==== Entries provided ====

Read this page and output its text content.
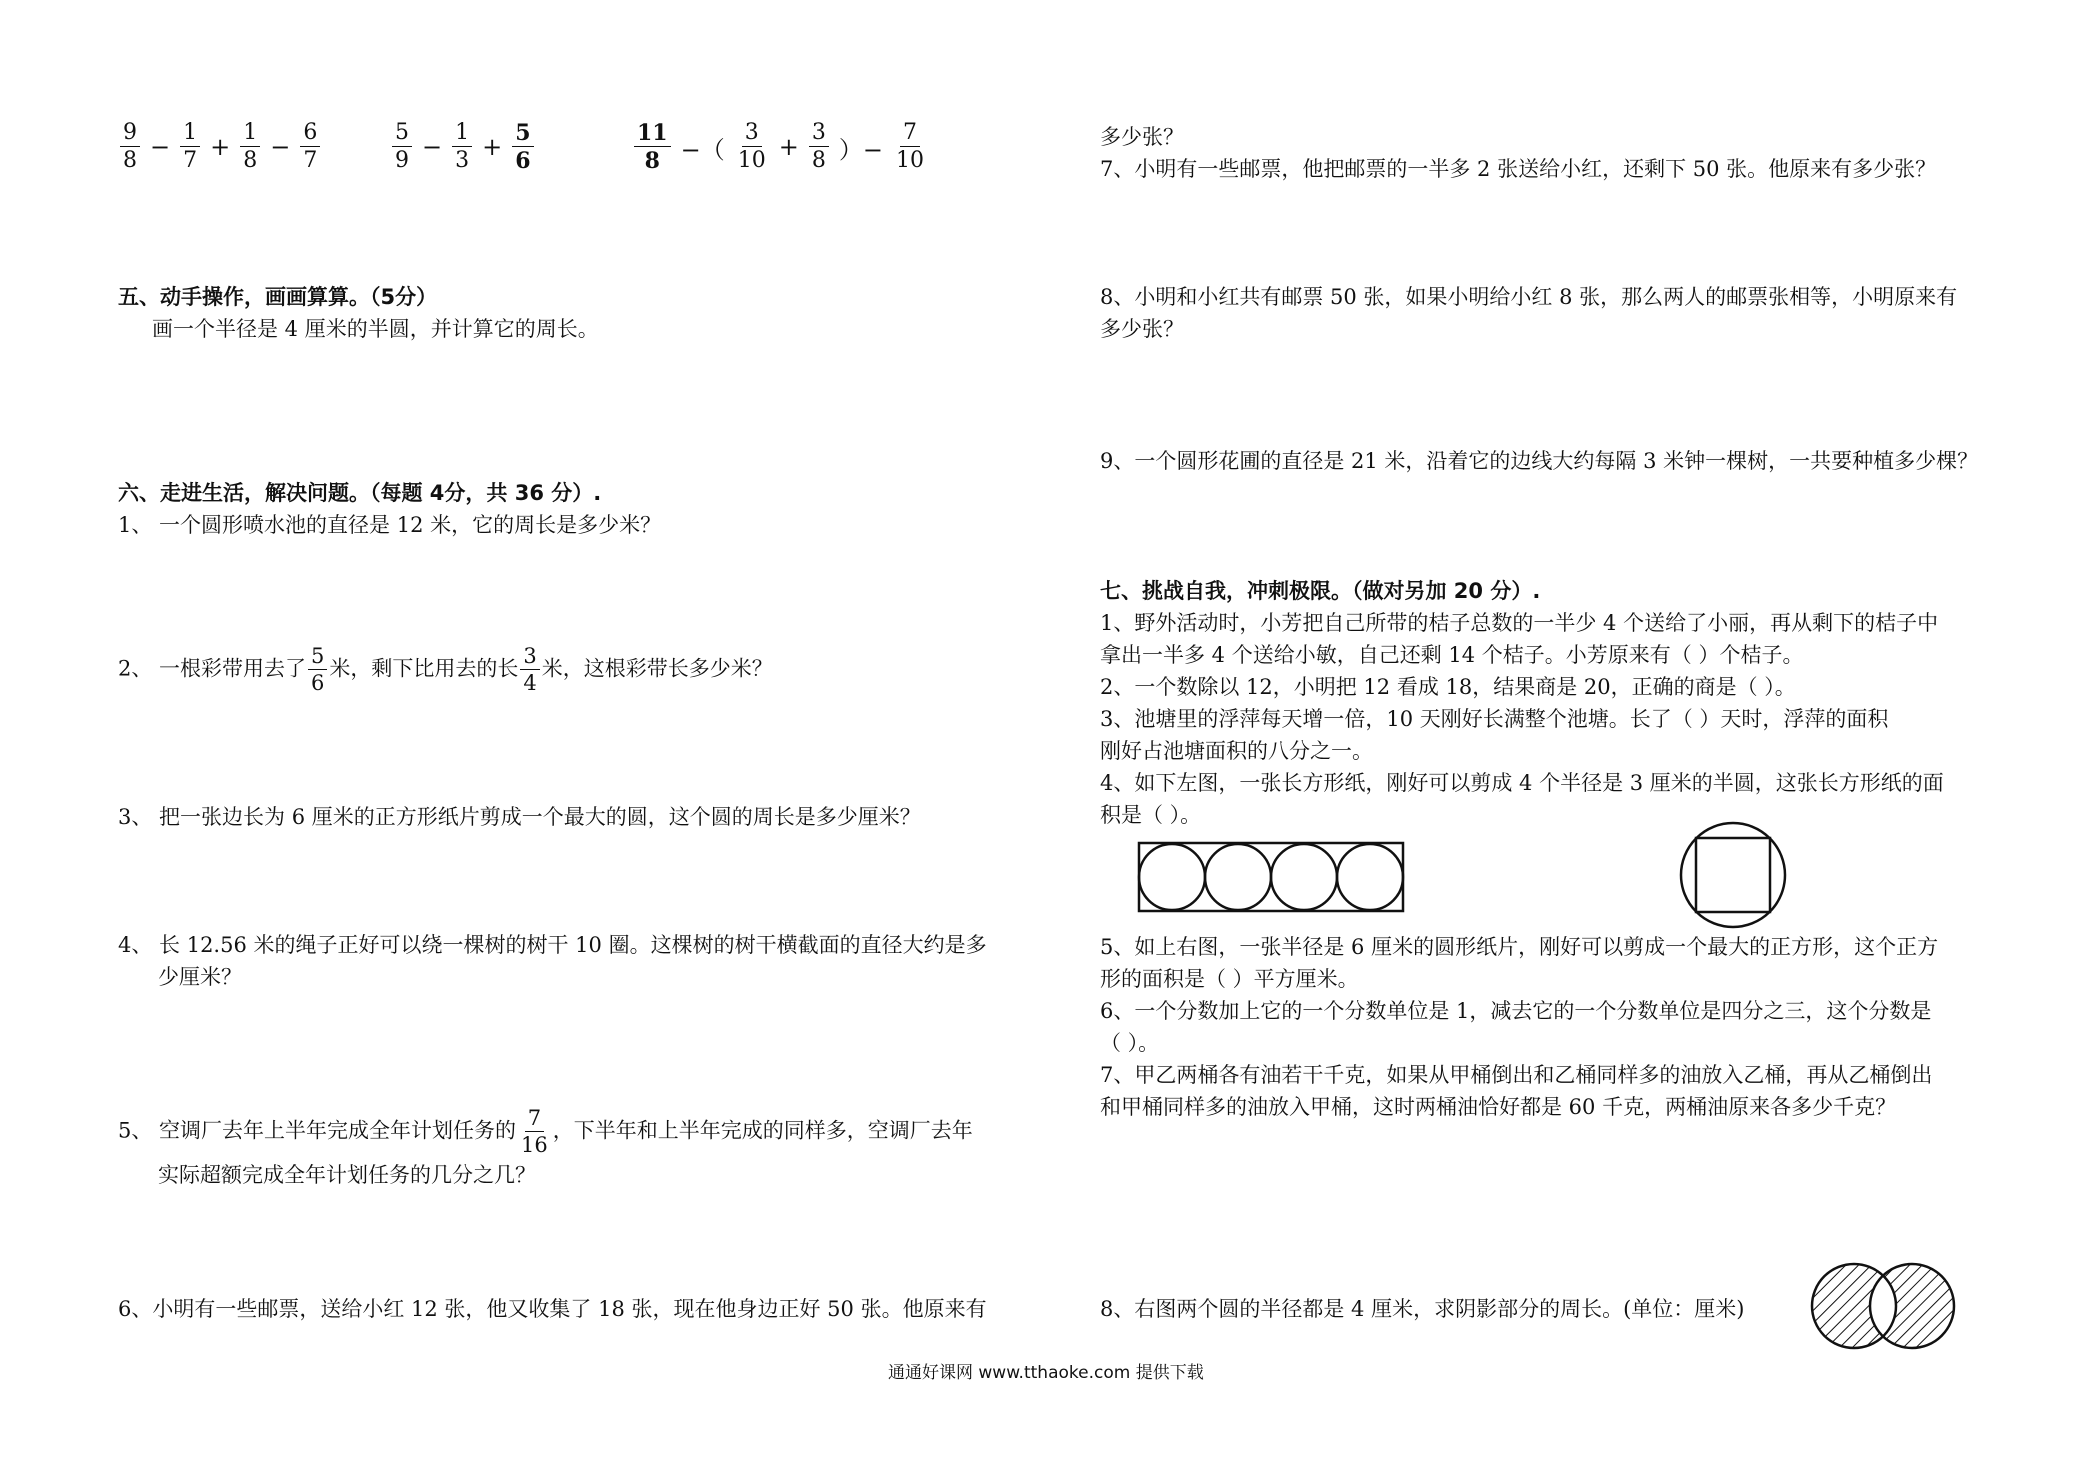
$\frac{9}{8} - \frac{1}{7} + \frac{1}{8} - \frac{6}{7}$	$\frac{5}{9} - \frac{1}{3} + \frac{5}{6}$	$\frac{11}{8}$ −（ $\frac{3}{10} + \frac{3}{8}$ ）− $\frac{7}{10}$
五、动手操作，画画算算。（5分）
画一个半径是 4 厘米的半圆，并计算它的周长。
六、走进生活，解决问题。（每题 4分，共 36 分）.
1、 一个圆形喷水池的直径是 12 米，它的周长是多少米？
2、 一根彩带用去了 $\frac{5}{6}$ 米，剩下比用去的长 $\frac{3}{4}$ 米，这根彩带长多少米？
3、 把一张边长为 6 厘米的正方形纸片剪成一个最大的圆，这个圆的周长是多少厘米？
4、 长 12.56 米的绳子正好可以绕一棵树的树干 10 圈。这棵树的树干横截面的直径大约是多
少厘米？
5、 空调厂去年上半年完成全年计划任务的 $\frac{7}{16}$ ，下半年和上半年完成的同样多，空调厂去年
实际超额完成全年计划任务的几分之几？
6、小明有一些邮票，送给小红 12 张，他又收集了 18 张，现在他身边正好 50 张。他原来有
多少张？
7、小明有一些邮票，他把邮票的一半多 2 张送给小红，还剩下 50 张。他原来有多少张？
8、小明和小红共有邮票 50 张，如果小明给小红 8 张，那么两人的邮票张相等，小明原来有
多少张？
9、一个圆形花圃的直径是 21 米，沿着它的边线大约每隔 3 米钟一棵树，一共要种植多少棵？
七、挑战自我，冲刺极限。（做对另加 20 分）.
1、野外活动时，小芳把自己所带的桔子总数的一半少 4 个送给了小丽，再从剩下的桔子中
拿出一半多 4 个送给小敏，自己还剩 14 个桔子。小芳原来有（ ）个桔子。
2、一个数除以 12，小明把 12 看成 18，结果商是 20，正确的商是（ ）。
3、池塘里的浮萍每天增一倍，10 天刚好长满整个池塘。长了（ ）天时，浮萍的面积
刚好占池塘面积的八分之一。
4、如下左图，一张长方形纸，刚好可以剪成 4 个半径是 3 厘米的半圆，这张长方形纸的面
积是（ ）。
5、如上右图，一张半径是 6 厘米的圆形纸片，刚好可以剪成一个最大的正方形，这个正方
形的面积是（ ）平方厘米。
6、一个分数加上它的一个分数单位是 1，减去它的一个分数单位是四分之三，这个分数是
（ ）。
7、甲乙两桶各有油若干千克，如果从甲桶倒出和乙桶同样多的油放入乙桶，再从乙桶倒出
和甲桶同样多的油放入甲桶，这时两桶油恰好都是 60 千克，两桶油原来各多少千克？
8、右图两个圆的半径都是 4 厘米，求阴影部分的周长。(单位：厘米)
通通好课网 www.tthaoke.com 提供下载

====
==== Entries provided ====

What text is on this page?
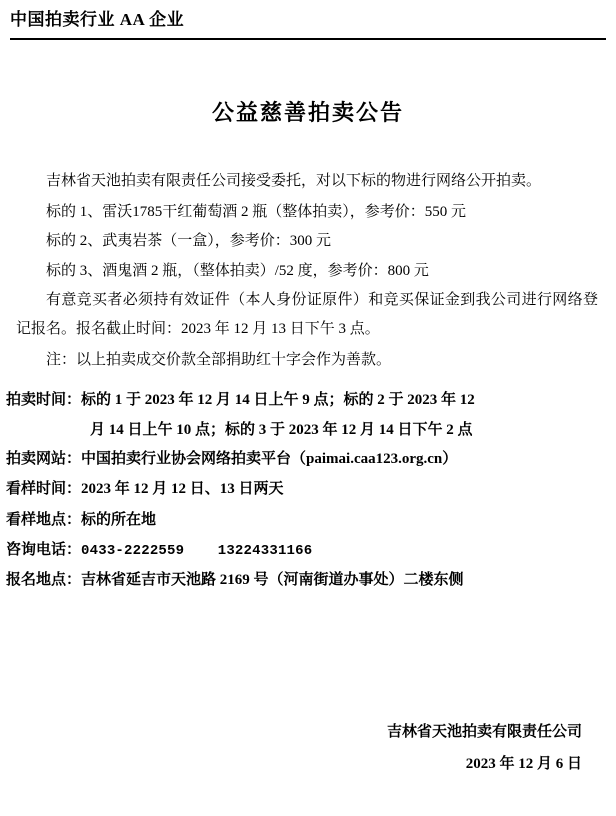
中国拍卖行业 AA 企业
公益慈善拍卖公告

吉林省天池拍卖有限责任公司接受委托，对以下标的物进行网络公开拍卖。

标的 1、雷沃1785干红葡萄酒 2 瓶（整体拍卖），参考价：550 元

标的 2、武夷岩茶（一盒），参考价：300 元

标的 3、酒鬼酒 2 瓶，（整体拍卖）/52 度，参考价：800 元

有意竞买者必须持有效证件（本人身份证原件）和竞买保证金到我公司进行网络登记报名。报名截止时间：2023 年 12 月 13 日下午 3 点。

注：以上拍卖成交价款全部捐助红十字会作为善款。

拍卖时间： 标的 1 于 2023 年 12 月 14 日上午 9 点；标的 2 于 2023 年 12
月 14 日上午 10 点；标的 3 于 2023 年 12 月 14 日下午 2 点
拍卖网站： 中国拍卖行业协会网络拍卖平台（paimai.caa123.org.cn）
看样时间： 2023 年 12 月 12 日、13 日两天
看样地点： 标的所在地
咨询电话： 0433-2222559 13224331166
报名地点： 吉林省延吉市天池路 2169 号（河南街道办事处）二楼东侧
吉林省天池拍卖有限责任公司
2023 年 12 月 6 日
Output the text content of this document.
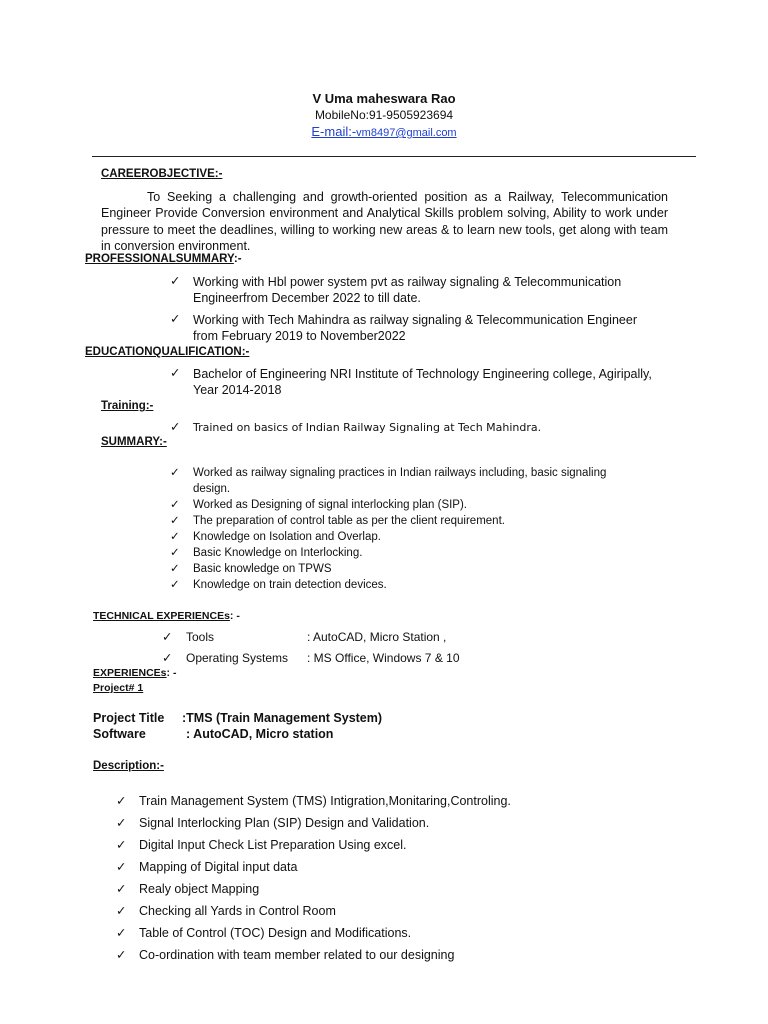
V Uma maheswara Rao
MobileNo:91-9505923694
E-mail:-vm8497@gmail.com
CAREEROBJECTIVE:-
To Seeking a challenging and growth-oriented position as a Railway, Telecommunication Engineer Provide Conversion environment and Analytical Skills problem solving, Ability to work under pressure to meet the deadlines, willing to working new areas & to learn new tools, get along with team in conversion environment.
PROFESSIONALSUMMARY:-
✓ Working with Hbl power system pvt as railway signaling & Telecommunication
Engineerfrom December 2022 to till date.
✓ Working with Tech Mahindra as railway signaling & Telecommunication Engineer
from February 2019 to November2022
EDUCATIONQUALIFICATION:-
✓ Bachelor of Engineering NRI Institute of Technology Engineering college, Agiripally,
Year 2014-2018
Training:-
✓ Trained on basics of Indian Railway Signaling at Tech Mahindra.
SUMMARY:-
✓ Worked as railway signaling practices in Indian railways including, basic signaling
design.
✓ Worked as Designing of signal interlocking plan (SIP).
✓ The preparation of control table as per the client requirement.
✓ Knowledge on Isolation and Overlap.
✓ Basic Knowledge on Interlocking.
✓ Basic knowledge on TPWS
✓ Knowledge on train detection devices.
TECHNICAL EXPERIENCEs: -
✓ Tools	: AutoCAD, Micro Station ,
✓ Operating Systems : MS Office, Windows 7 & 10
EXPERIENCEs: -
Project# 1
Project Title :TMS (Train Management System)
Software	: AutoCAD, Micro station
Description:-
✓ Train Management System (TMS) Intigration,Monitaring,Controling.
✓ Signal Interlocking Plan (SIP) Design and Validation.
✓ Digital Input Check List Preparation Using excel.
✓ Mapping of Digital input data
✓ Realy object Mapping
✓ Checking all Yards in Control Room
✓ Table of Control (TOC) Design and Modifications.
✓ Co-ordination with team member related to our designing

====

* What you will do *
Report all lines of the data that include the word "content".

* Problem solution *
Read this page and output its text content.
Output the text content of this document.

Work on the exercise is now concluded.